DIRECTIVE |
Search the material below for the string "Nikita" and extract each line that has it.

Data excerpts |
====

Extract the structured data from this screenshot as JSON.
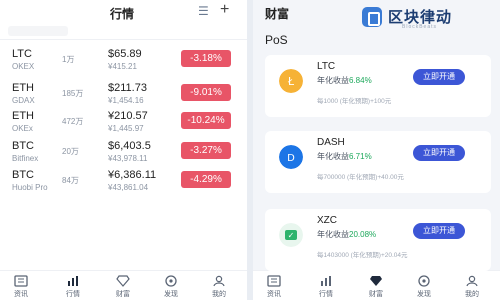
{
  "market": {
    "title": "行情",
    "filter_icon": "filter-icon",
    "add_icon": "plus-icon",
    "rows": [
      {
        "symbol": "LTC",
        "sub": "OKEX",
        "volume": "1万",
        "price": "$65.89",
        "cny": "¥415.21",
        "change": "-3.18%"
      },
      {
        "symbol": "ETH",
        "sub": "GDAX",
        "volume": "185万",
        "price": "$211.73",
        "cny": "¥1,454.16",
        "change": "-9.01%"
      },
      {
        "symbol": "ETH",
        "sub": "OKEx",
        "volume": "472万",
        "price": "¥210.57",
        "cny": "¥1,445.97",
        "change": "-10.24%"
      },
      {
        "symbol": "BTC",
        "sub": "Bitfinex",
        "volume": "20万",
        "price": "$6,403.5",
        "cny": "¥43,978.11",
        "change": "-3.27%"
      },
      {
        "symbol": "BTC",
        "sub": "Huobi Pro",
        "volume": "84万",
        "price": "¥6,386.11",
        "cny": "¥43,861.04",
        "change": "-4.29%"
      }
    ],
    "change_color": "#e85567"
  },
  "wallet": {
    "title": "财富",
    "section": "PoS",
    "brand": {
      "name": "区块律动",
      "tagline": "BlockBeats"
    },
    "cards": [
      {
        "name": "LTC",
        "rate_label": "年化收益",
        "rate": "6.84%",
        "min": "每1000 (年化预期)+100元",
        "button": "立即开通",
        "color": "#f6b236"
      },
      {
        "name": "DASH",
        "rate_label": "年化收益",
        "rate": "6.71%",
        "min": "每700000 (年化预期)+40.00元",
        "button": "立即开通",
        "color": "#1c75e6"
      },
      {
        "name": "XZC",
        "rate_label": "年化收益",
        "rate": "20.08%",
        "min": "每1403000 (年化预期)+20.04元",
        "button": "立即开通",
        "color": "#2eb46d"
      }
    ],
    "button_color": "#3c56d6",
    "rate_color": "#1da85b"
  },
  "nav": {
    "left": [
      {
        "label": "资讯",
        "icon": "news-icon"
      },
      {
        "label": "行情",
        "icon": "chart-icon"
      },
      {
        "label": "财富",
        "icon": "diamond-icon"
      },
      {
        "label": "发现",
        "icon": "discover-icon"
      },
      {
        "label": "我的",
        "icon": "profile-icon"
      }
    ],
    "right": [
      {
        "label": "资讯",
        "icon": "news-icon"
      },
      {
        "label": "行情",
        "icon": "chart-icon"
      },
      {
        "label": "财富",
        "icon": "diamond-icon"
      },
      {
        "label": "发现",
        "icon": "discover-icon"
      },
      {
        "label": "我的",
        "icon": "profile-icon"
      }
    ]
  }
}
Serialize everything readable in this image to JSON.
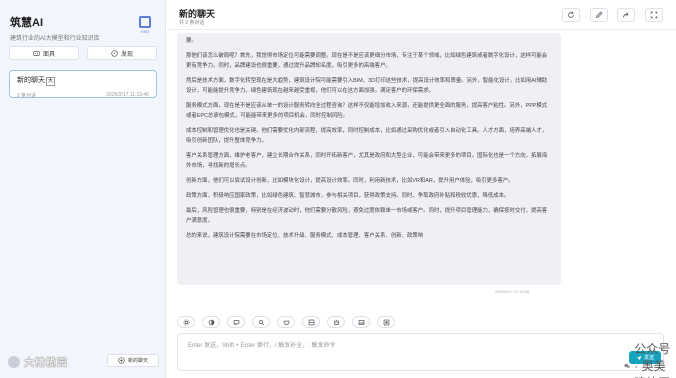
{
  "sidebar": {
    "app_name": "筑慧AI",
    "subtitle": "建筑行业的AI大模型和行业知识库",
    "logo_text": "FAO",
    "btn_faceview": "面具",
    "btn_discover": "发现",
    "conversation": {
      "title": "新的聊天",
      "tag": "大",
      "count": "2 条对话",
      "time": "2025/2/17 11:13:46"
    },
    "footer_watermark": "大橄榄园",
    "new_chat": "新的聊天"
  },
  "header": {
    "title": "新的聊天",
    "subtitle": "共 2 条对话"
  },
  "message": {
    "paragraphs": [
      "要。",
      "那他们该怎么破局呢？首先，我觉得市场定位可能需要调整。现在是不是应该更细分市场，专注于某个领域，比如绿色建筑或者数字化设计，这样可能会更有竞争力。同时，品牌建设也很重要，通过提升品牌知名度，吸引更多的高端客户。",
      "然后是技术方面，数字化转型现在是大趋势，建筑设计院可能需要引入BIM、3D打印这些技术，提高设计效率和质量。另外，智能化设计，比如用AI辅助设计，可能能提升竞争力。绿色建筑现在越来越受重视，他们可以在这方面加强，满足客户的环保需求。",
      "服务模式方面，现在是不是应该从单一的设计服务转向全过程咨询？这样不仅能增加收入来源，还能提供更全面的服务，提高客户粘性。另外，PPP模式或者EPC总承包模式，可能能带来更多的项目机会，同时控制风险。",
      "成本控制和管理优化也是关键。他们需要优化内部流程，提高效率，同时控制成本，比如通过采购优化或者引入自动化工具。人才方面，培养高端人才，吸引创新团队，提升整体竞争力。",
      "客户关系管理方面，维护老客户，建立长期合作关系，同时开拓新客户，尤其是政府和大型企业，可能会带来更多的项目。国际化也是一个方向，拓展海外市场，寻找新的增长点。",
      "创新方面，他们可以尝试设计创新，比如模块化设计，提高设计效率。同时，利用新技术，比如VR和AR，提升用户体验，吸引更多客户。",
      "政策方面，积极响应国家政策，比如绿色建筑、智慧城市，参与相关项目，获得政策支持。同时，争取政府补贴和税收优惠，降低成本。",
      "最后，风险管理也很重要，特别是在经济波动时，他们需要分散风险，避免过度依赖单一市场或客户。同时，提升项目管理能力，确保按时交付，提高客户满意度。",
      "总的来说，建筑设计院需要在市场定位、技术升级、服务模式、成本管理、客户关系、创新、政策响"
    ],
    "time": "2025/2/17 11:13:46"
  },
  "input": {
    "placeholder": "Enter 发送，Shift + Enter 换行，/ 触发补全，: 触发命令",
    "send_label": "发送"
  },
  "watermark": {
    "text": "公众号 · 奥美建筑网"
  },
  "colors": {
    "accent": "#16a3bd",
    "sidebar_bg": "#f2f5fb",
    "bubble_bg": "#eef0f3"
  }
}
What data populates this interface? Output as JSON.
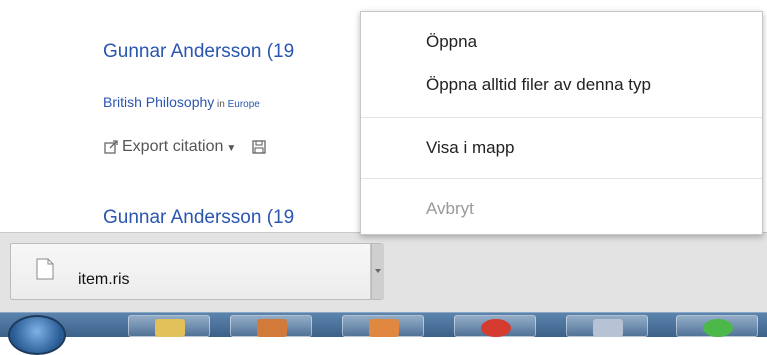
{
  "page": {
    "result_title_1": "Gunnar Andersson (19",
    "source_journal": "British Philosophy",
    "source_in": " in ",
    "source_collection": "Europe",
    "export_label": "Export citation",
    "result_title_2": "Gunnar Andersson (19"
  },
  "download_shelf": {
    "file_name": "item.ris"
  },
  "context_menu": {
    "items": [
      {
        "label": "Öppna"
      },
      {
        "label": "Öppna alltid filer av denna typ"
      },
      {
        "label": "Visa i mapp"
      },
      {
        "label": "Avbryt",
        "disabled": true
      }
    ]
  },
  "taskbar": {
    "apps": [
      "file-explorer-icon",
      "media-icon",
      "paint-icon",
      "chrome-icon",
      "document-icon",
      "green-app-icon"
    ]
  },
  "colors": {
    "link": "#2a56b0",
    "menu_text": "#222222",
    "menu_disabled": "#9a9a9a",
    "shelf_bg": "#e3e3e3"
  }
}
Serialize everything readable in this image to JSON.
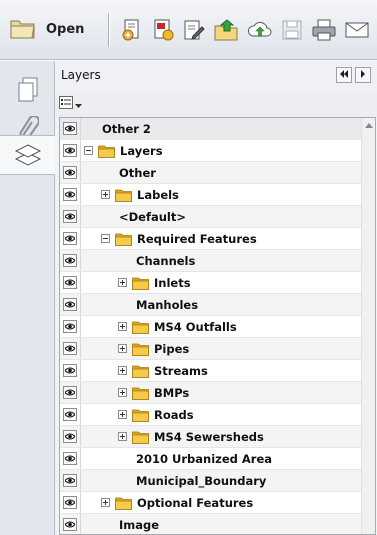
{
  "toolbar": {
    "open_label": "Open",
    "icons": [
      "open-folder-icon",
      "attach-file-icon",
      "create-pdf-icon",
      "edit-icon",
      "upload-folder-icon",
      "cloud-upload-icon",
      "save-icon",
      "print-icon",
      "email-icon"
    ]
  },
  "nav": {
    "items": [
      "pages-icon",
      "attachments-icon",
      "layers-icon"
    ],
    "active": "layers-icon"
  },
  "panel": {
    "title": "Layers"
  },
  "layers": [
    {
      "label": "Other 2",
      "level": 0,
      "expander": "none",
      "folder": false
    },
    {
      "label": "Layers",
      "level": 0,
      "expander": "minus",
      "folder": true
    },
    {
      "label": "Other",
      "level": 1,
      "expander": "none",
      "folder": false
    },
    {
      "label": "Labels",
      "level": 1,
      "expander": "plus",
      "folder": true
    },
    {
      "label": "<Default>",
      "level": 1,
      "expander": "none",
      "folder": false
    },
    {
      "label": "Required Features",
      "level": 1,
      "expander": "minus",
      "folder": true
    },
    {
      "label": "Channels",
      "level": 2,
      "expander": "none",
      "folder": false
    },
    {
      "label": "Inlets",
      "level": 2,
      "expander": "plus",
      "folder": true
    },
    {
      "label": "Manholes",
      "level": 2,
      "expander": "none",
      "folder": false
    },
    {
      "label": "MS4 Outfalls",
      "level": 2,
      "expander": "plus",
      "folder": true
    },
    {
      "label": "Pipes",
      "level": 2,
      "expander": "plus",
      "folder": true
    },
    {
      "label": "Streams",
      "level": 2,
      "expander": "plus",
      "folder": true
    },
    {
      "label": "BMPs",
      "level": 2,
      "expander": "plus",
      "folder": true
    },
    {
      "label": "Roads",
      "level": 2,
      "expander": "plus",
      "folder": true
    },
    {
      "label": "MS4 Sewersheds",
      "level": 2,
      "expander": "plus",
      "folder": true
    },
    {
      "label": "2010 Urbanized Area",
      "level": 2,
      "expander": "none",
      "folder": false
    },
    {
      "label": "Municipal_Boundary",
      "level": 2,
      "expander": "none",
      "folder": false
    },
    {
      "label": "Optional Features",
      "level": 1,
      "expander": "plus",
      "folder": true
    },
    {
      "label": "Image",
      "level": 1,
      "expander": "none",
      "folder": false
    }
  ],
  "colors": {
    "folder": "#f5c94a",
    "folder_dark": "#d9a41e",
    "accent": "#2f7d3a"
  }
}
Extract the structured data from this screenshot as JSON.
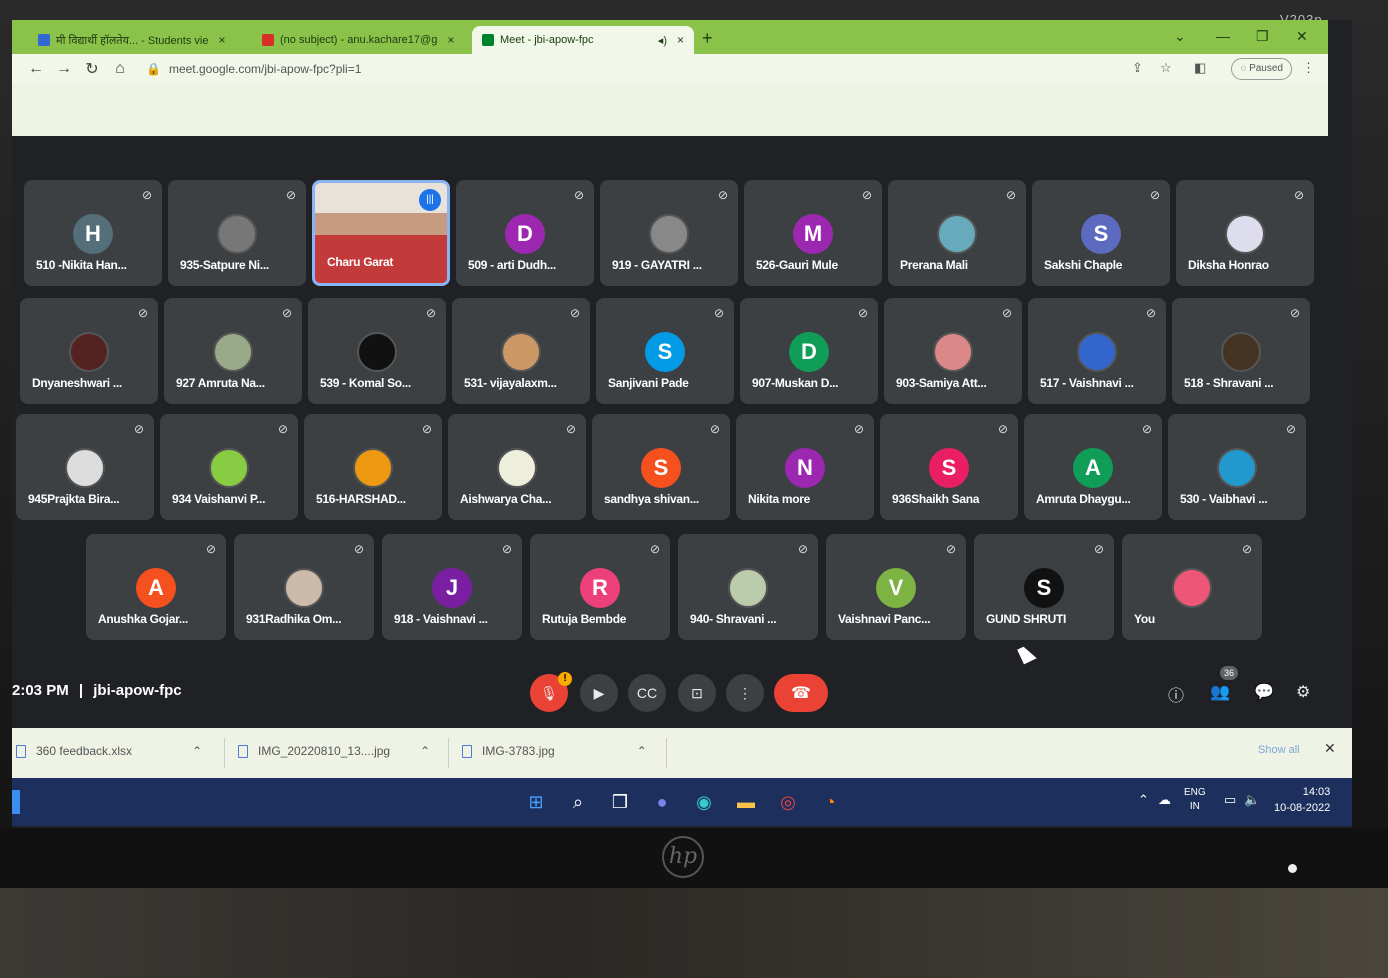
{
  "bezel_label": "V203p",
  "browser": {
    "tabs": [
      {
        "title": "मी विद्यार्थी हॉलतेय... - Students vie",
        "favicon_color": "#3367d6"
      },
      {
        "title": "(no subject) - anu.kachare17@g",
        "favicon_color": "#d93025"
      },
      {
        "title": "Meet - jbi-apow-fpc",
        "favicon_color": "#00832d",
        "speaker": "◂)"
      }
    ],
    "url": "meet.google.com/jbi-apow-fpc?pli=1",
    "paused_label": "Paused"
  },
  "participants": [
    {
      "name": "510 -Nikita Han...",
      "initial": "H",
      "color": "#546e7a"
    },
    {
      "name": "935-Satpure Ni...",
      "initial": "",
      "color": "#777"
    },
    {
      "name": "Charu Garat",
      "initial": "",
      "color": "#b97",
      "speaking": true
    },
    {
      "name": "509 - arti Dudh...",
      "initial": "D",
      "color": "#9c27b0"
    },
    {
      "name": "919 - GAYATRI ...",
      "initial": "",
      "color": "#888"
    },
    {
      "name": "526-Gauri Mule",
      "initial": "M",
      "color": "#9c27b0"
    },
    {
      "name": "Prerana Mali",
      "initial": "",
      "color": "#6ab"
    },
    {
      "name": "Sakshi Chaple",
      "initial": "S",
      "color": "#5c6bc0"
    },
    {
      "name": "Diksha Honrao",
      "initial": "",
      "color": "#dde"
    },
    {
      "name": "Dnyaneshwari ...",
      "initial": "",
      "color": "#522"
    },
    {
      "name": "927 Amruta Na...",
      "initial": "",
      "color": "#9a8"
    },
    {
      "name": "539 - Komal So...",
      "initial": "",
      "color": "#111"
    },
    {
      "name": "531- vijayalaxm...",
      "initial": "",
      "color": "#c96"
    },
    {
      "name": "Sanjivani Pade",
      "initial": "S",
      "color": "#039be5"
    },
    {
      "name": "907-Muskan D...",
      "initial": "D",
      "color": "#0f9d58"
    },
    {
      "name": "903-Samiya Att...",
      "initial": "",
      "color": "#d88"
    },
    {
      "name": "517 - Vaishnavi ...",
      "initial": "",
      "color": "#36c"
    },
    {
      "name": "518 - Shravani ...",
      "initial": "",
      "color": "#432"
    },
    {
      "name": "945Prajkta Bira...",
      "initial": "",
      "color": "#ddd"
    },
    {
      "name": "934 Vaishanvi P...",
      "initial": "",
      "color": "#8c4"
    },
    {
      "name": "516-HARSHAD...",
      "initial": "",
      "color": "#e91"
    },
    {
      "name": "Aishwarya Cha...",
      "initial": "",
      "color": "#eed"
    },
    {
      "name": "sandhya shivan...",
      "initial": "S",
      "color": "#f4511e"
    },
    {
      "name": "Nikita more",
      "initial": "N",
      "color": "#9c27b0"
    },
    {
      "name": "936Shaikh Sana",
      "initial": "S",
      "color": "#e91e63"
    },
    {
      "name": "Amruta Dhaygu...",
      "initial": "A",
      "color": "#0f9d58"
    },
    {
      "name": "530 - Vaibhavi ...",
      "initial": "",
      "color": "#29c"
    },
    {
      "name": "Anushka Gojar...",
      "initial": "A",
      "color": "#f4511e"
    },
    {
      "name": "931Radhika Om...",
      "initial": "",
      "color": "#cba"
    },
    {
      "name": "918 - Vaishnavi ...",
      "initial": "J",
      "color": "#7b1fa2"
    },
    {
      "name": "Rutuja Bembde",
      "initial": "R",
      "color": "#ec407a"
    },
    {
      "name": "940- Shravani ...",
      "initial": "",
      "color": "#bca"
    },
    {
      "name": "Vaishnavi Panc...",
      "initial": "V",
      "color": "#7cb342"
    },
    {
      "name": "GUND SHRUTI",
      "initial": "S",
      "color": "#111"
    },
    {
      "name": "You",
      "initial": "",
      "color": "#e57"
    }
  ],
  "meeting": {
    "time": "2:03 PM",
    "separator": "|",
    "code": "jbi-apow-fpc",
    "mic_warning": "!",
    "people_count": "36"
  },
  "downloads": {
    "items": [
      "360 feedback.xlsx",
      "IMG_20220810_13....jpg",
      "IMG-3783.jpg"
    ],
    "show_all": "Show all"
  },
  "taskbar": {
    "lang_top": "ENG",
    "lang_bottom": "IN",
    "time": "14:03",
    "date": "10-08-2022"
  },
  "colors": {
    "tab_strip": "#8bc34a",
    "meet_bg": "#202124",
    "tile_bg": "#3c4043",
    "end_call": "#ea4335",
    "taskbar": "#1d2f5c"
  }
}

====

RESULT OF THIS TASK |
      "name": "510 -Nikita Han...",
      "name": "Nikita more",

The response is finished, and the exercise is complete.